__What is being asked__. Find the line containing "Type out the text in this image.". Retype it and every later line of the records exactly, leaving out pictures.

[Records]
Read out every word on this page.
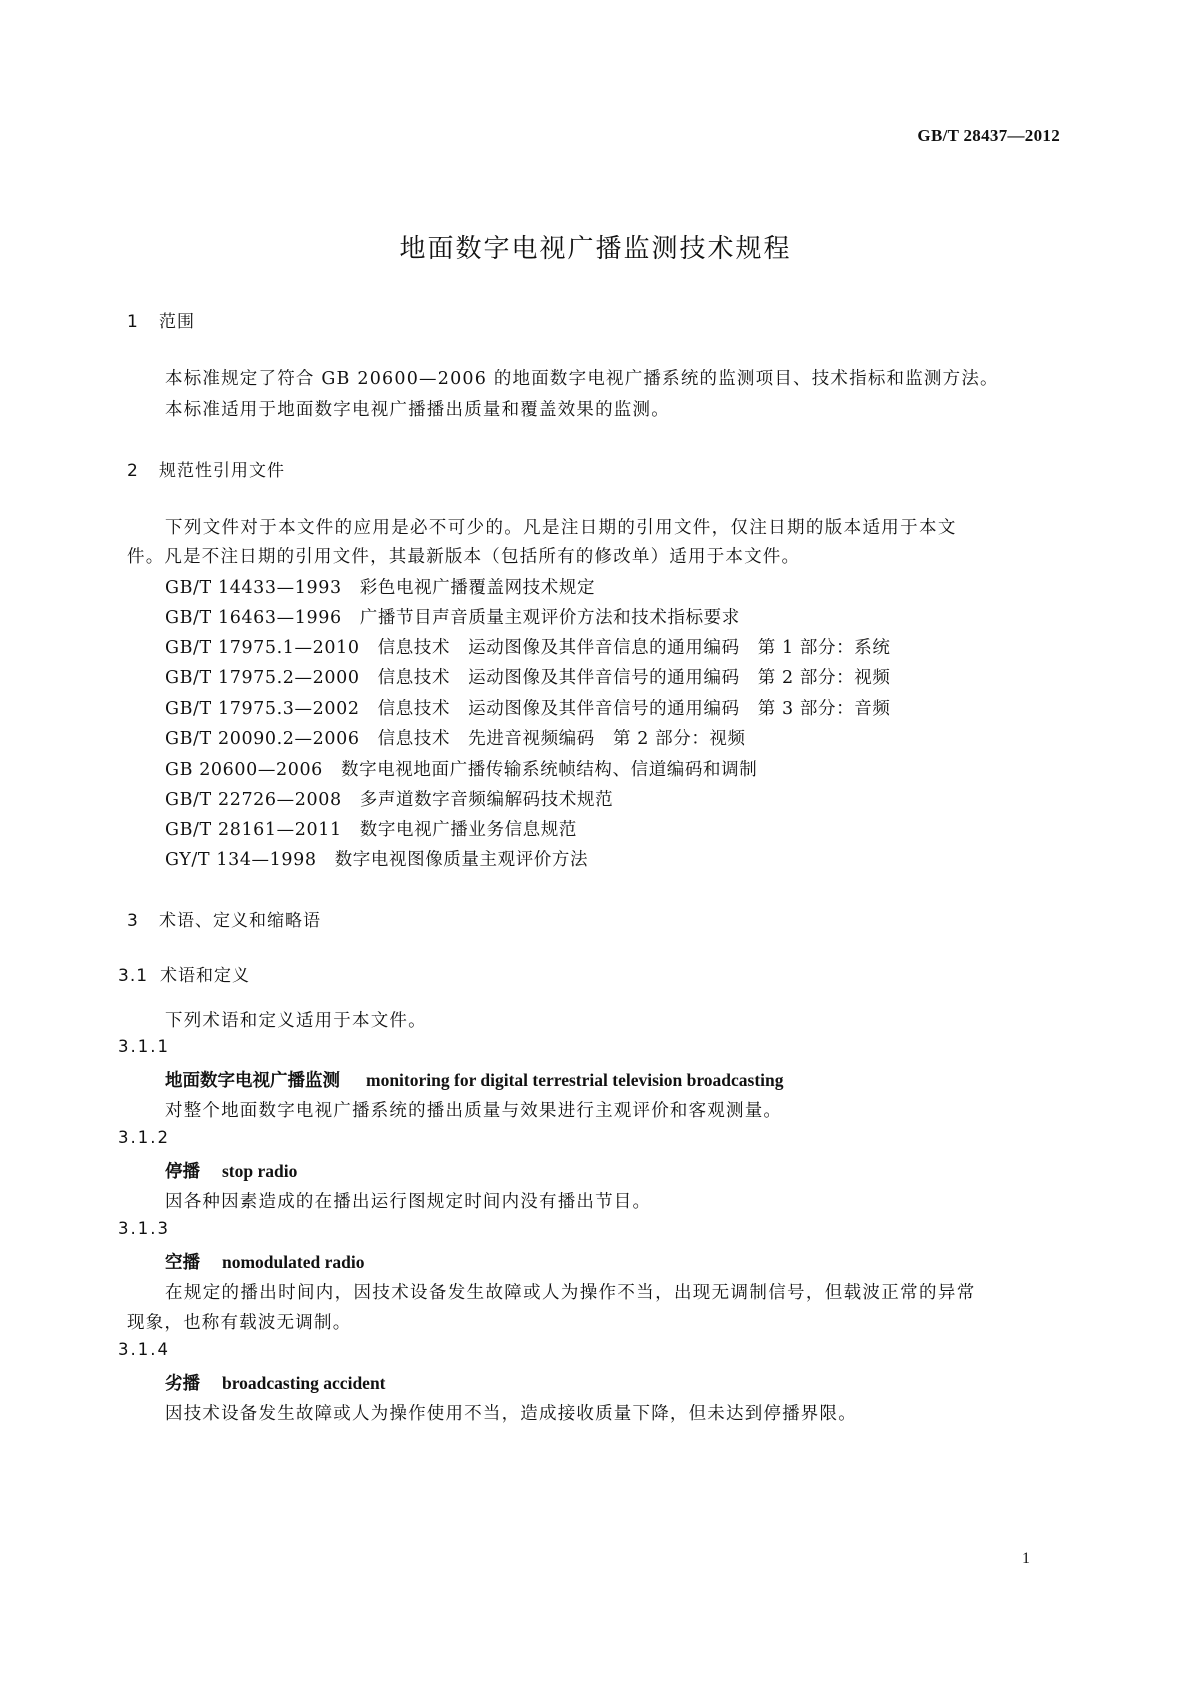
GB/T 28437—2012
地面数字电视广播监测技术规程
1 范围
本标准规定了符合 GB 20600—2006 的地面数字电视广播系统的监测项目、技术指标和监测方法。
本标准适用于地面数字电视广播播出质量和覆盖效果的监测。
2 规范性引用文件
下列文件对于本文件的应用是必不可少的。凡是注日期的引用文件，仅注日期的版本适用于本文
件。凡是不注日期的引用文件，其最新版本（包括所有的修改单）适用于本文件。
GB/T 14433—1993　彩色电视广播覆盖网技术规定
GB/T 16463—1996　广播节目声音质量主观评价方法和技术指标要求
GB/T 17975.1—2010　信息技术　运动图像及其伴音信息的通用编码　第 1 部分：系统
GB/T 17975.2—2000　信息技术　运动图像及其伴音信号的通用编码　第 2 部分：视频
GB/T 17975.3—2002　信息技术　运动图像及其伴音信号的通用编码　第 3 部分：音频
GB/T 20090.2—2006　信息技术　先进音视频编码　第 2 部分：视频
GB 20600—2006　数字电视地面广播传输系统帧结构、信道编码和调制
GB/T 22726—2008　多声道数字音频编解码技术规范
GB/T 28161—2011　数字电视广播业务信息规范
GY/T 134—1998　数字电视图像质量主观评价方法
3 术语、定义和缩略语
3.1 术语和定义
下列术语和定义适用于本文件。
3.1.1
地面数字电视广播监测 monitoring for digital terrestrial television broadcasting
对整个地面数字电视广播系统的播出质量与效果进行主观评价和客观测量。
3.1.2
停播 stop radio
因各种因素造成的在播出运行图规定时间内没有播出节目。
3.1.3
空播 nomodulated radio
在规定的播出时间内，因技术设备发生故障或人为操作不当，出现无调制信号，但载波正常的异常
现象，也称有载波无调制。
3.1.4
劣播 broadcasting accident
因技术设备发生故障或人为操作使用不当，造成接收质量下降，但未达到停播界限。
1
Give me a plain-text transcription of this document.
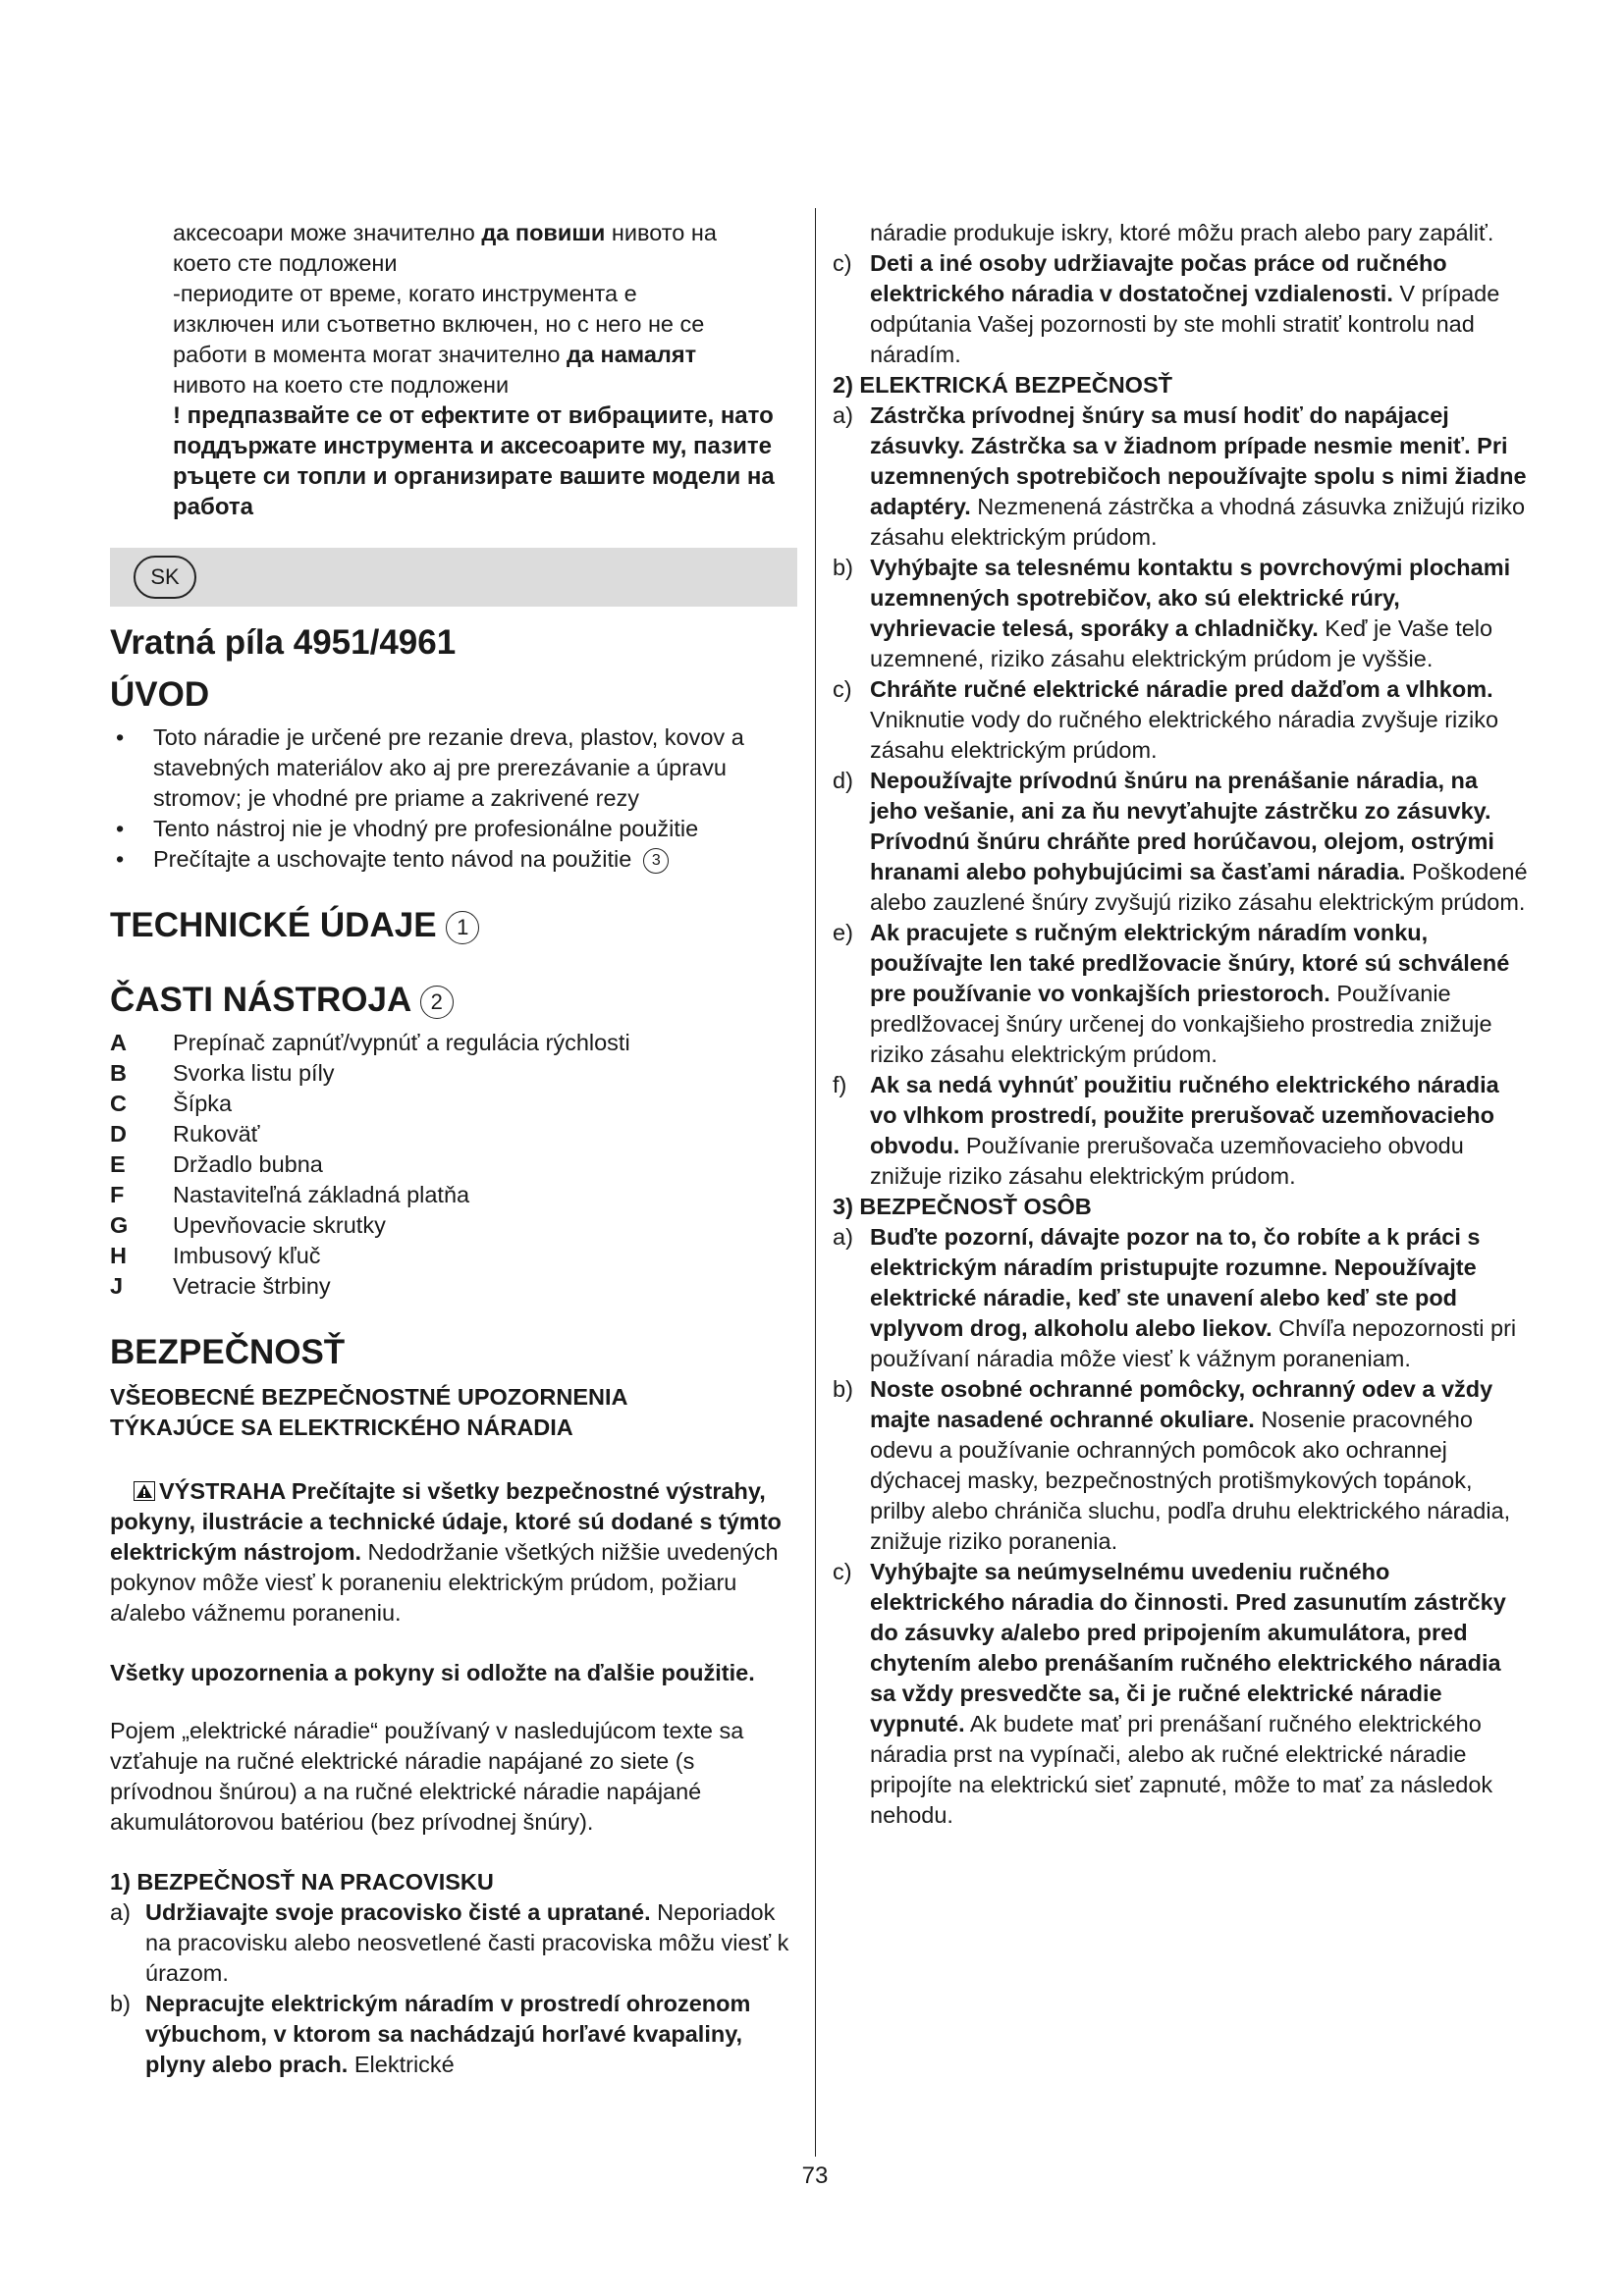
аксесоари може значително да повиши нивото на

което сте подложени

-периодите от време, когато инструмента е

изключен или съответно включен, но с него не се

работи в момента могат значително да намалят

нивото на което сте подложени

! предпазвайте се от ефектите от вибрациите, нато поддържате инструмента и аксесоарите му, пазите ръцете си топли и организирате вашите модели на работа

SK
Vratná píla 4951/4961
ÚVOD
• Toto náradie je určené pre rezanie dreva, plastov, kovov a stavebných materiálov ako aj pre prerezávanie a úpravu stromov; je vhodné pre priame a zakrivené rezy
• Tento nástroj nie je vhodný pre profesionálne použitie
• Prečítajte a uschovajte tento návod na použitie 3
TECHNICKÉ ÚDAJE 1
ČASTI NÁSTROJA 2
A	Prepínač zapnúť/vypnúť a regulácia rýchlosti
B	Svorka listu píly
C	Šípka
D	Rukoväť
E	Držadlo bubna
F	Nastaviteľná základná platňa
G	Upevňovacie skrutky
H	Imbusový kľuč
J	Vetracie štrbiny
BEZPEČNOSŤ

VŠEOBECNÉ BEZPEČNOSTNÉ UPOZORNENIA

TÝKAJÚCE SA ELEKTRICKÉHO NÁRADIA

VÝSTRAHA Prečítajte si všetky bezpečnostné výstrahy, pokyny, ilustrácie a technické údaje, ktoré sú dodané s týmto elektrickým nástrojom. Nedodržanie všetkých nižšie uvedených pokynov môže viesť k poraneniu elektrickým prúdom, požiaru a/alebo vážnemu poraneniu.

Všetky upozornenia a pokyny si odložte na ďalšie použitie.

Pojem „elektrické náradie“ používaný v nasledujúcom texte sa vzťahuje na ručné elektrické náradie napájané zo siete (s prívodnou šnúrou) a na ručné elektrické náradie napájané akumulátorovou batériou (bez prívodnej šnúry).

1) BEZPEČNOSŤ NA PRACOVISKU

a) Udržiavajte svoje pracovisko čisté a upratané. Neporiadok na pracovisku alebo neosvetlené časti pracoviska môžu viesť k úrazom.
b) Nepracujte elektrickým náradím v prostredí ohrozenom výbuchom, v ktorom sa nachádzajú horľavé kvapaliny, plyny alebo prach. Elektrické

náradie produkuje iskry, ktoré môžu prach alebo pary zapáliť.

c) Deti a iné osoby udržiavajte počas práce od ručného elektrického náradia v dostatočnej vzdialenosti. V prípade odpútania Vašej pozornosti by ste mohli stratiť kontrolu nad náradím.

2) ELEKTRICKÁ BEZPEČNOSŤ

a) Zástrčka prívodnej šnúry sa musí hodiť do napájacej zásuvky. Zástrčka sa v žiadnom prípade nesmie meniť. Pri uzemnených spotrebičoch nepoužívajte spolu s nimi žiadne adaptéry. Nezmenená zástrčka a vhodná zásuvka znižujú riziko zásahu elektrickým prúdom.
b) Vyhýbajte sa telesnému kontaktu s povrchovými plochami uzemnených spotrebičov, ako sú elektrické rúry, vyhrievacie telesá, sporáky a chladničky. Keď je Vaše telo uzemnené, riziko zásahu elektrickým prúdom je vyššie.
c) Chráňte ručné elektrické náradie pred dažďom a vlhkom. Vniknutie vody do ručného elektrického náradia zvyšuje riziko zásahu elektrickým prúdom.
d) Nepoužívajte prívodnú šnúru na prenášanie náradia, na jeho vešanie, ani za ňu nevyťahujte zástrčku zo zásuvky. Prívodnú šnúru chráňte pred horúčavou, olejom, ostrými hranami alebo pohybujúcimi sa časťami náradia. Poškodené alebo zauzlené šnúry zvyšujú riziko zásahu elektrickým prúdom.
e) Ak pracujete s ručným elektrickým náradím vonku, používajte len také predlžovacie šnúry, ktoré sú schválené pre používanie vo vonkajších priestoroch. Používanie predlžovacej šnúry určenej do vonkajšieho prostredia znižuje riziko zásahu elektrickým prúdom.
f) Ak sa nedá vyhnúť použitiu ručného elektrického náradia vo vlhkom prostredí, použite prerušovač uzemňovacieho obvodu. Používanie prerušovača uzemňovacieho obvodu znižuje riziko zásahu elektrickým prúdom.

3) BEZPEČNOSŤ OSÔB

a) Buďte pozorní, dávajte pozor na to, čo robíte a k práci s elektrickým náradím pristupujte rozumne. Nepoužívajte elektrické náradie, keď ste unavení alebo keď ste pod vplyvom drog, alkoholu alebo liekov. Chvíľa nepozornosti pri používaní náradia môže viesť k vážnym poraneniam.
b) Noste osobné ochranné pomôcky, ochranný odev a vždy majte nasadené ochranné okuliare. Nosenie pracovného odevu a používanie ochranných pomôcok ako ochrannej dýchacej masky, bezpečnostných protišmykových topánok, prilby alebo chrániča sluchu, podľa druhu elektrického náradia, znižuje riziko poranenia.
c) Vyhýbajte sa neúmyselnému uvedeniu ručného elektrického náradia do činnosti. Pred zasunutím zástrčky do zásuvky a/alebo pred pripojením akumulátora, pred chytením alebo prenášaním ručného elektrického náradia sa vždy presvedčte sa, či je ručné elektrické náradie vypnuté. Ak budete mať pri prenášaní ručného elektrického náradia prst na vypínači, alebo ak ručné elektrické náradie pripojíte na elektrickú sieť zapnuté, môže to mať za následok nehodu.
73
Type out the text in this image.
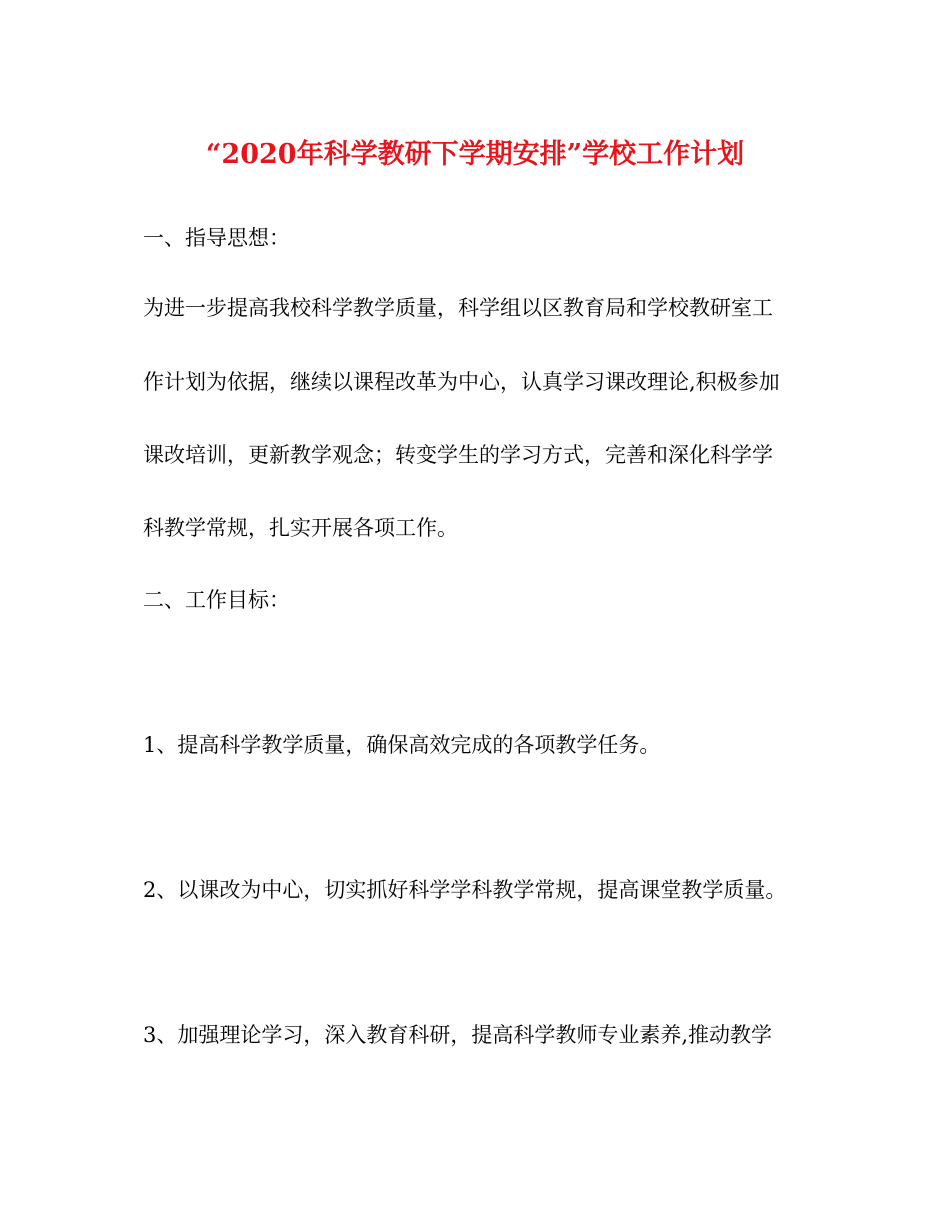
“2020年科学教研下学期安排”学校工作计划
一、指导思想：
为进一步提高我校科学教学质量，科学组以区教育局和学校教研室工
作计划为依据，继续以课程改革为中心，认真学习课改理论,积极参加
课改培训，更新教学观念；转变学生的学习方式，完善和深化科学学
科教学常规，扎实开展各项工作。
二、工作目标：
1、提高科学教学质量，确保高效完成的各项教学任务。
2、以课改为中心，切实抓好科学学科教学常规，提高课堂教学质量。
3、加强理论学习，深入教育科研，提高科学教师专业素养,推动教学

__Reply to the task__.
Type out the text in this image.
“2020年科学教研下学期安排”学校工作计划
一、指导思想：
为进一步提高我校科学教学质量，科学组以区教育局和学校教研室工
作计划为依据，继续以课程改革为中心，认真学习课改理论,积极参加
课改培训，更新教学观念；转变学生的学习方式，完善和深化科学学
科教学常规，扎实开展各项工作。
二、工作目标：
1、提高科学教学质量，确保高效完成的各项教学任务。
2、以课改为中心，切实抓好科学学科教学常规，提高课堂教学质量。
3、加强理论学习，深入教育科研，提高科学教师专业素养,推动教学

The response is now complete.